--- Provided information ---

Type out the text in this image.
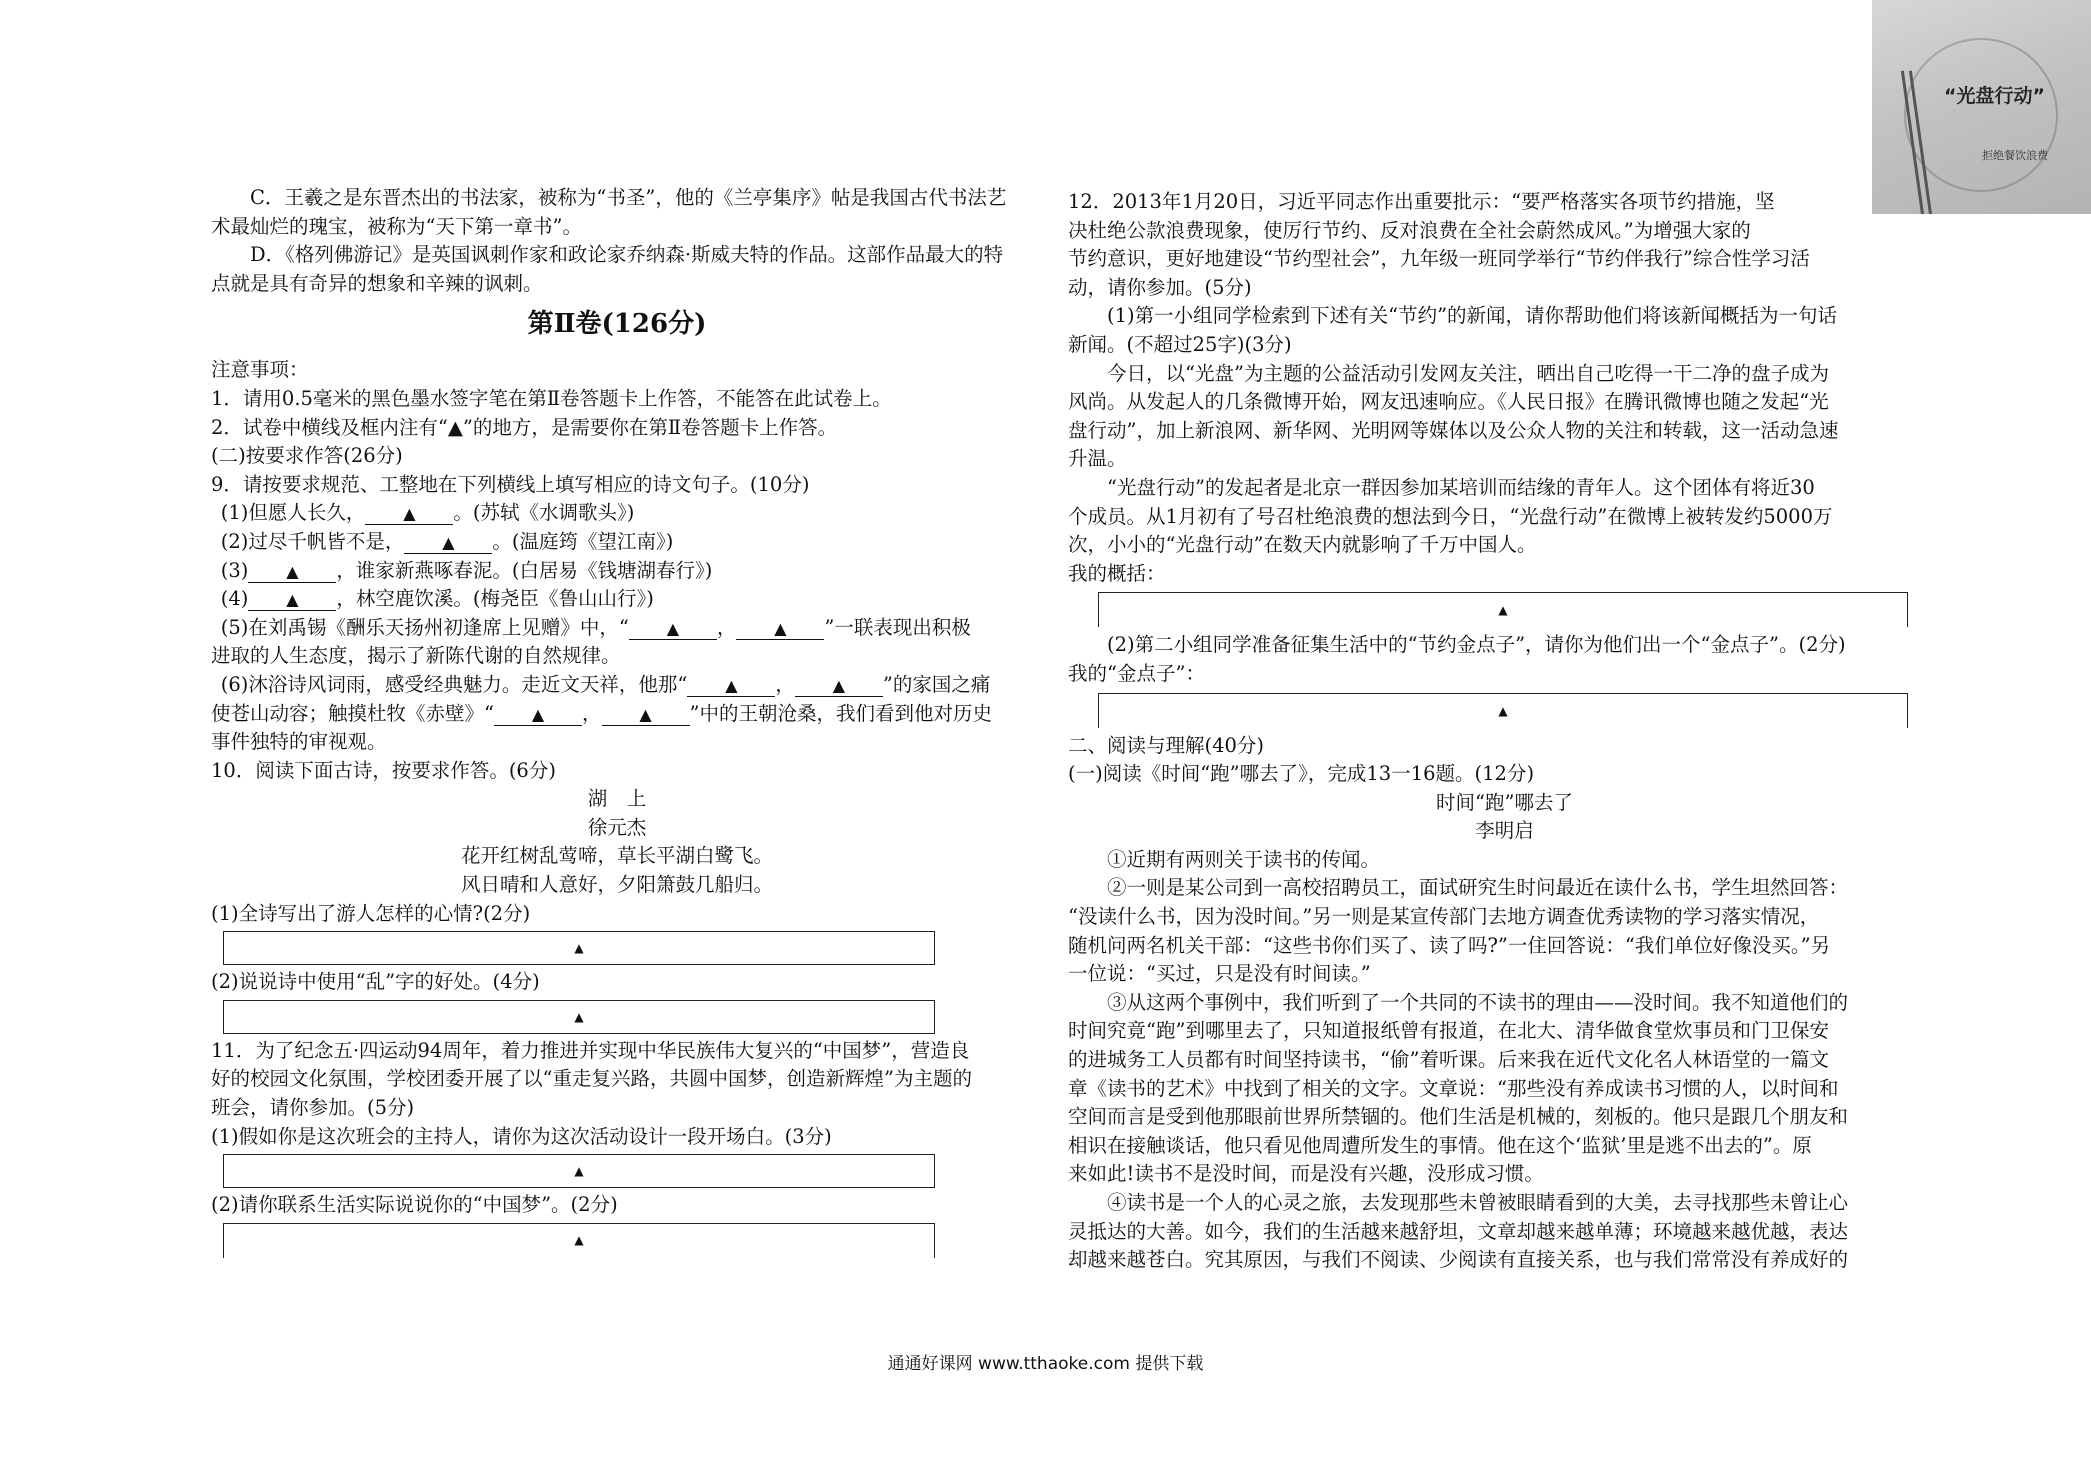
“光盘行动”
拒绝餐饮浪费

C．王羲之是东晋杰出的书法家，被称为“书圣”，他的《兰亭集序》帖是我国古代书法艺

术最灿烂的瑰宝，被称为“天下第一章书”。

D．《格列佛游记》是英国讽刺作家和政论家乔纳森·斯威夫特的作品。这部作品最大的特

点就是具有奇异的想象和辛辣的讽刺。

第Ⅱ卷(126分)

注意事项：

1．请用0.5毫米的黑色墨水签字笔在第Ⅱ卷答题卡上作答，不能答在此试卷上。

2．试卷中横线及框内注有“▲”的地方，是需要你在第Ⅱ卷答题卡上作答。

(二)按要求作答(26分)

9．请按要求规范、工整地在下列横线上填写相应的诗文句子。(10分)

(1)但愿人长久， ▲ 。(苏轼《水调歌头》)

(2)过尽千帆皆不是， ▲ 。(温庭筠《望江南》)

(3) ▲ ，谁家新燕啄春泥。(白居易《钱塘湖春行》)

(4) ▲ ，林空鹿饮溪。(梅尧臣《鲁山山行》)

(5)在刘禹锡《酬乐天扬州初逢席上见赠》中，“ ▲ ， ▲ ”一联表现出积极

进取的人生态度，揭示了新陈代谢的自然规律。

(6)沐浴诗风词雨，感受经典魅力。走近文天祥，他那“ ▲ ， ▲ ”的家国之痛

使苍山动容；触摸杜牧《赤壁》“ ▲ ， ▲ ”中的王朝沧桑，我们看到他对历史

事件独特的审视观。

10．阅读下面古诗，按要求作答。(6分)

湖　上

徐元杰

花开红树乱莺啼，草长平湖白鹭飞。

风日晴和人意好，夕阳箫鼓几船归。

(1)全诗写出了游人怎样的心情?(2分)

▲

(2)说说诗中使用“乱”字的好处。(4分)

▲

11．为了纪念五·四运动94周年，着力推进并实现中华民族伟大复兴的“中国梦”，营造良

好的校园文化氛围，学校团委开展了以“重走复兴路，共圆中国梦，创造新辉煌”为主题的

班会，请你参加。(5分)

(1)假如你是这次班会的主持人，请你为这次活动设计一段开场白。(3分)

▲

(2)请你联系生活实际说说你的“中国梦”。(2分)

▲

12．2013年1月20日，习近平同志作出重要批示：“要严格落实各项节约措施，坚

决杜绝公款浪费现象，使厉行节约、反对浪费在全社会蔚然成风。”为增强大家的

节约意识，更好地建设“节约型社会”，九年级一班同学举行“节约伴我行”综合性学习活

动，请你参加。(5分)

(1)第一小组同学检索到下述有关“节约”的新闻，请你帮助他们将该新闻概括为一句话

新闻。(不超过25字)(3分)

今日，以“光盘”为主题的公益活动引发网友关注，晒出自己吃得一干二净的盘子成为

风尚。从发起人的几条微博开始，网友迅速响应。《人民日报》在腾讯微博也随之发起“光

盘行动”，加上新浪网、新华网、光明网等媒体以及公众人物的关注和转载，这一活动急速

升温。

“光盘行动”的发起者是北京一群因参加某培训而结缘的青年人。这个团体有将近30

个成员。从1月初有了号召杜绝浪费的想法到今日，“光盘行动”在微博上被转发约5000万

次，小小的“光盘行动”在数天内就影响了千万中国人。

我的概括：

▲

(2)第二小组同学准备征集生活中的“节约金点子”，请你为他们出一个“金点子”。(2分)

我的“金点子”：

▲

二、阅读与理解(40分)

(一)阅读《时间“跑”哪去了》，完成13一16题。(12分)

时间“跑”哪去了

李明启

①近期有两则关于读书的传闻。

②一则是某公司到一高校招聘员工，面试研究生时问最近在读什么书，学生坦然回答：

“没读什么书，因为没时间。”另一则是某宣传部门去地方调查优秀读物的学习落实情况，

随机问两名机关干部：“这些书你们买了、读了吗?”一住回答说：“我们单位好像没买。”另

一位说：“买过，只是没有时间读。”

③从这两个事例中，我们听到了一个共同的不读书的理由——没时间。我不知道他们的

时间究竟“跑”到哪里去了，只知道报纸曾有报道，在北大、清华做食堂炊事员和门卫保安

的进城务工人员都有时间坚持读书，“偷”着听课。后来我在近代文化名人林语堂的一篇文

章《读书的艺术》中找到了相关的文字。文章说：“那些没有养成读书习惯的人，以时间和

空间而言是受到他那眼前世界所禁锢的。他们生活是机械的，刻板的。他只是跟几个朋友和

相识在接触谈话，他只看见他周遭所发生的事情。他在这个‘监狱’里是逃不出去的”。原

来如此!读书不是没时间，而是没有兴趣，没形成习惯。

④读书是一个人的心灵之旅，去发现那些未曾被眼睛看到的大美，去寻找那些未曾让心

灵抵达的大善。如今，我们的生活越来越舒坦，文章却越来越单薄；环境越来越优越，表达

却越来越苍白。究其原因，与我们不阅读、少阅读有直接关系，也与我们常常没有养成好的

通通好课网 www.tthaoke.com 提供下载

--- Written request ---
Give back each entry exactly as it appears, with no pictures.

--- Solution below ---
Type out the text in this image.
“光盘行动”
拒绝餐饮浪费

C．王羲之是东晋杰出的书法家，被称为“书圣”，他的《兰亭集序》帖是我国古代书法艺

术最灿烂的瑰宝，被称为“天下第一章书”。

D．《格列佛游记》是英国讽刺作家和政论家乔纳森·斯威夫特的作品。这部作品最大的特

点就是具有奇异的想象和辛辣的讽刺。

第Ⅱ卷(126分)

注意事项：

1．请用0.5毫米的黑色墨水签字笔在第Ⅱ卷答题卡上作答，不能答在此试卷上。

2．试卷中横线及框内注有“▲”的地方，是需要你在第Ⅱ卷答题卡上作答。

(二)按要求作答(26分)

9．请按要求规范、工整地在下列横线上填写相应的诗文句子。(10分)

(1)但愿人长久， ▲ 。(苏轼《水调歌头》)

(2)过尽千帆皆不是， ▲ 。(温庭筠《望江南》)

(3) ▲ ，谁家新燕啄春泥。(白居易《钱塘湖春行》)

(4) ▲ ，林空鹿饮溪。(梅尧臣《鲁山山行》)

(5)在刘禹锡《酬乐天扬州初逢席上见赠》中，“ ▲ ， ▲ ”一联表现出积极

进取的人生态度，揭示了新陈代谢的自然规律。

(6)沐浴诗风词雨，感受经典魅力。走近文天祥，他那“ ▲ ， ▲ ”的家国之痛

使苍山动容；触摸杜牧《赤壁》“ ▲ ， ▲ ”中的王朝沧桑，我们看到他对历史

事件独特的审视观。

10．阅读下面古诗，按要求作答。(6分)

湖　上

徐元杰

花开红树乱莺啼，草长平湖白鹭飞。

风日晴和人意好，夕阳箫鼓几船归。

(1)全诗写出了游人怎样的心情?(2分)

▲

(2)说说诗中使用“乱”字的好处。(4分)

▲

11．为了纪念五·四运动94周年，着力推进并实现中华民族伟大复兴的“中国梦”，营造良

好的校园文化氛围，学校团委开展了以“重走复兴路，共圆中国梦，创造新辉煌”为主题的

班会，请你参加。(5分)

(1)假如你是这次班会的主持人，请你为这次活动设计一段开场白。(3分)

▲

(2)请你联系生活实际说说你的“中国梦”。(2分)

▲

12．2013年1月20日，习近平同志作出重要批示：“要严格落实各项节约措施，坚

决杜绝公款浪费现象，使厉行节约、反对浪费在全社会蔚然成风。”为增强大家的

节约意识，更好地建设“节约型社会”，九年级一班同学举行“节约伴我行”综合性学习活

动，请你参加。(5分)

(1)第一小组同学检索到下述有关“节约”的新闻，请你帮助他们将该新闻概括为一句话

新闻。(不超过25字)(3分)

今日，以“光盘”为主题的公益活动引发网友关注，晒出自己吃得一干二净的盘子成为

风尚。从发起人的几条微博开始，网友迅速响应。《人民日报》在腾讯微博也随之发起“光

盘行动”，加上新浪网、新华网、光明网等媒体以及公众人物的关注和转载，这一活动急速

升温。

“光盘行动”的发起者是北京一群因参加某培训而结缘的青年人。这个团体有将近30

个成员。从1月初有了号召杜绝浪费的想法到今日，“光盘行动”在微博上被转发约5000万

次，小小的“光盘行动”在数天内就影响了千万中国人。

我的概括：

▲

(2)第二小组同学准备征集生活中的“节约金点子”，请你为他们出一个“金点子”。(2分)

我的“金点子”：

▲

二、阅读与理解(40分)

(一)阅读《时间“跑”哪去了》，完成13一16题。(12分)

时间“跑”哪去了

李明启

①近期有两则关于读书的传闻。

②一则是某公司到一高校招聘员工，面试研究生时问最近在读什么书，学生坦然回答：

“没读什么书，因为没时间。”另一则是某宣传部门去地方调查优秀读物的学习落实情况，

随机问两名机关干部：“这些书你们买了、读了吗?”一住回答说：“我们单位好像没买。”另

一位说：“买过，只是没有时间读。”

③从这两个事例中，我们听到了一个共同的不读书的理由——没时间。我不知道他们的

时间究竟“跑”到哪里去了，只知道报纸曾有报道，在北大、清华做食堂炊事员和门卫保安

的进城务工人员都有时间坚持读书，“偷”着听课。后来我在近代文化名人林语堂的一篇文

章《读书的艺术》中找到了相关的文字。文章说：“那些没有养成读书习惯的人，以时间和

空间而言是受到他那眼前世界所禁锢的。他们生活是机械的，刻板的。他只是跟几个朋友和

相识在接触谈话，他只看见他周遭所发生的事情。他在这个‘监狱’里是逃不出去的”。原

来如此!读书不是没时间，而是没有兴趣，没形成习惯。

④读书是一个人的心灵之旅，去发现那些未曾被眼睛看到的大美，去寻找那些未曾让心

灵抵达的大善。如今，我们的生活越来越舒坦，文章却越来越单薄；环境越来越优越，表达

却越来越苍白。究其原因，与我们不阅读、少阅读有直接关系，也与我们常常没有养成好的

通通好课网 www.tthaoke.com 提供下载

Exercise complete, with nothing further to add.